# RECORD LIST start

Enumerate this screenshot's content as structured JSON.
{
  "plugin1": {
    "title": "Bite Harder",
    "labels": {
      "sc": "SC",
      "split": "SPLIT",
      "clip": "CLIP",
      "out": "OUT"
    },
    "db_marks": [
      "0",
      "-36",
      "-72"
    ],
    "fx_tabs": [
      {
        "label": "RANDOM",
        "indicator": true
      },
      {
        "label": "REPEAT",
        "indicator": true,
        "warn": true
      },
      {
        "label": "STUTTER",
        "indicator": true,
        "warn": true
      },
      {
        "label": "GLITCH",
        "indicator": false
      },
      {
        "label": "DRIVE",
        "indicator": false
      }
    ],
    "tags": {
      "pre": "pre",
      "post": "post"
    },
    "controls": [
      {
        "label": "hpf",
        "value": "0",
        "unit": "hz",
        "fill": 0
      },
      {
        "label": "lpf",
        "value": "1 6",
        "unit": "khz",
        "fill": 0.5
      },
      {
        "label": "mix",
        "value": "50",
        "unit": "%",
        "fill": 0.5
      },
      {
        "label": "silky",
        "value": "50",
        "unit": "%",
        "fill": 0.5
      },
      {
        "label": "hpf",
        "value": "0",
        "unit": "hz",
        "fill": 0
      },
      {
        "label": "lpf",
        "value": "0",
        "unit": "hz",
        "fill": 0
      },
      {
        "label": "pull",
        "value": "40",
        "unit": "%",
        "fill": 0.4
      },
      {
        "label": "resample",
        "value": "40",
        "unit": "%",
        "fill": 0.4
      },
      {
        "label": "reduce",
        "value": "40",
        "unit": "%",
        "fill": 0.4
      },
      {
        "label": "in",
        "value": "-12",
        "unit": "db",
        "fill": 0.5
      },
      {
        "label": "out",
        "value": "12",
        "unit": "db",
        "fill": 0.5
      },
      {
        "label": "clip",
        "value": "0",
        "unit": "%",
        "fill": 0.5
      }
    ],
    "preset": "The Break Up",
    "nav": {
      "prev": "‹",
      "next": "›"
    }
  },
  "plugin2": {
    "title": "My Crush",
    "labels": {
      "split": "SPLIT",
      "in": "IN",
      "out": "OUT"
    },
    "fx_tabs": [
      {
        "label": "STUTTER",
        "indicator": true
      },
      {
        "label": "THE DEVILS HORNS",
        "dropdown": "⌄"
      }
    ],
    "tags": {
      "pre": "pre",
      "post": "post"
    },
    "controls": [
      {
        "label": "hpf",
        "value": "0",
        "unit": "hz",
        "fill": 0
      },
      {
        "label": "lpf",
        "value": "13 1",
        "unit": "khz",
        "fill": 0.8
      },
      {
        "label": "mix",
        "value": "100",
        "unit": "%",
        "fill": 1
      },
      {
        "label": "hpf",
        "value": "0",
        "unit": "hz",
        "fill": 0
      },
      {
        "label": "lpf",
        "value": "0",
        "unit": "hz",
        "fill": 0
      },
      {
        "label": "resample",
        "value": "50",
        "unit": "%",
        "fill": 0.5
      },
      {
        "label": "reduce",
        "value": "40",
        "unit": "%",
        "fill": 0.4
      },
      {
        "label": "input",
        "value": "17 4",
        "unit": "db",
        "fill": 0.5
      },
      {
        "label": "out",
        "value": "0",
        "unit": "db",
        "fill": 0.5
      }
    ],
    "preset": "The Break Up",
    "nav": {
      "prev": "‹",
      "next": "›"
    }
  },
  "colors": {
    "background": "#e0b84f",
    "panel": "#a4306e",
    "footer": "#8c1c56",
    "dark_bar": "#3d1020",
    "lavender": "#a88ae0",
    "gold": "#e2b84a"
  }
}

# RECORD LIST end

● DIRECTIVE:
Each line of the material must be restated exactly.

● EXPECTED ANSWER:
Enumerate this screenshot's content as structured JSON.
{
  "plugin1": {
    "title": "Bite Harder",
    "labels": {
      "sc": "SC",
      "split": "SPLIT",
      "clip": "CLIP",
      "out": "OUT"
    },
    "db_marks": [
      "0",
      "-36",
      "-72"
    ],
    "fx_tabs": [
      {
        "label": "RANDOM",
        "indicator": true
      },
      {
        "label": "REPEAT",
        "indicator": true,
        "warn": true
      },
      {
        "label": "STUTTER",
        "indicator": true,
        "warn": true
      },
      {
        "label": "GLITCH",
        "indicator": false
      },
      {
        "label": "DRIVE",
        "indicator": false
      }
    ],
    "tags": {
      "pre": "pre",
      "post": "post"
    },
    "controls": [
      {
        "label": "hpf",
        "value": "0",
        "unit": "hz",
        "fill": 0
      },
      {
        "label": "lpf",
        "value": "1 6",
        "unit": "khz",
        "fill": 0.5
      },
      {
        "label": "mix",
        "value": "50",
        "unit": "%",
        "fill": 0.5
      },
      {
        "label": "silky",
        "value": "50",
        "unit": "%",
        "fill": 0.5
      },
      {
        "label": "hpf",
        "value": "0",
        "unit": "hz",
        "fill": 0
      },
      {
        "label": "lpf",
        "value": "0",
        "unit": "hz",
        "fill": 0
      },
      {
        "label": "pull",
        "value": "40",
        "unit": "%",
        "fill": 0.4
      },
      {
        "label": "resample",
        "value": "40",
        "unit": "%",
        "fill": 0.4
      },
      {
        "label": "reduce",
        "value": "40",
        "unit": "%",
        "fill": 0.4
      },
      {
        "label": "in",
        "value": "-12",
        "unit": "db",
        "fill": 0.5
      },
      {
        "label": "out",
        "value": "12",
        "unit": "db",
        "fill": 0.5
      },
      {
        "label": "clip",
        "value": "0",
        "unit": "%",
        "fill": 0.5
      }
    ],
    "preset": "The Break Up",
    "nav": {
      "prev": "‹",
      "next": "›"
    }
  },
  "plugin2": {
    "title": "My Crush",
    "labels": {
      "split": "SPLIT",
      "in": "IN",
      "out": "OUT"
    },
    "fx_tabs": [
      {
        "label": "STUTTER",
        "indicator": true
      },
      {
        "label": "THE DEVILS HORNS",
        "dropdown": "⌄"
      }
    ],
    "tags": {
      "pre": "pre",
      "post": "post"
    },
    "controls": [
      {
        "label": "hpf",
        "value": "0",
        "unit": "hz",
        "fill": 0
      },
      {
        "label": "lpf",
        "value": "13 1",
        "unit": "khz",
        "fill": 0.8
      },
      {
        "label": "mix",
        "value": "100",
        "unit": "%",
        "fill": 1
      },
      {
        "label": "hpf",
        "value": "0",
        "unit": "hz",
        "fill": 0
      },
      {
        "label": "lpf",
        "value": "0",
        "unit": "hz",
        "fill": 0
      },
      {
        "label": "resample",
        "value": "50",
        "unit": "%",
        "fill": 0.5
      },
      {
        "label": "reduce",
        "value": "40",
        "unit": "%",
        "fill": 0.4
      },
      {
        "label": "input",
        "value": "17 4",
        "unit": "db",
        "fill": 0.5
      },
      {
        "label": "out",
        "value": "0",
        "unit": "db",
        "fill": 0.5
      }
    ],
    "preset": "The Break Up",
    "nav": {
      "prev": "‹",
      "next": "›"
    }
  },
  "colors": {
    "background": "#e0b84f",
    "panel": "#a4306e",
    "footer": "#8c1c56",
    "dark_bar": "#3d1020",
    "lavender": "#a88ae0",
    "gold": "#e2b84a"
  }
}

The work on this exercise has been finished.